Given instruction
Skip the pictures and quote all of the lines exactly.

Data entries for graphics
=======

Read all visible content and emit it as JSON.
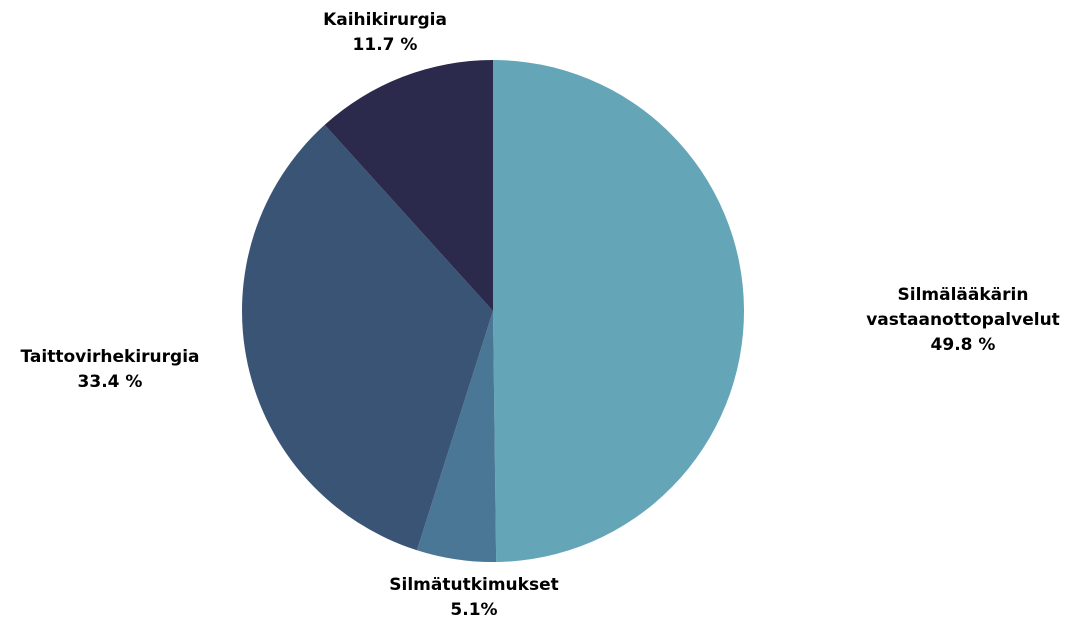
{
  "chart_data": {
    "type": "pie",
    "categories": [
      "Silmälääkärin vastaanottopalvelut",
      "Silmätutkimukset",
      "Taittovirhekirurgia",
      "Kaihikirurgia"
    ],
    "values": [
      49.8,
      5.1,
      33.4,
      11.7
    ],
    "value_labels": [
      "49.8 %",
      "5.1%",
      "33.4 %",
      "11.7 %"
    ],
    "colors": [
      "#64a5b8",
      "#4a7795",
      "#3a5475",
      "#2b2a4c"
    ]
  }
}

=======

Response to the task
Read all visible content and emit it as JSON.
{
  "chart_data": {
    "type": "pie",
    "categories": [
      "Silmälääkärin vastaanottopalvelut",
      "Silmätutkimukset",
      "Taittovirhekirurgia",
      "Kaihikirurgia"
    ],
    "values": [
      49.8,
      5.1,
      33.4,
      11.7
    ],
    "value_labels": [
      "49.8 %",
      "5.1%",
      "33.4 %",
      "11.7 %"
    ],
    "colors": [
      "#64a5b8",
      "#4a7795",
      "#3a5475",
      "#2b2a4c"
    ]
  }
}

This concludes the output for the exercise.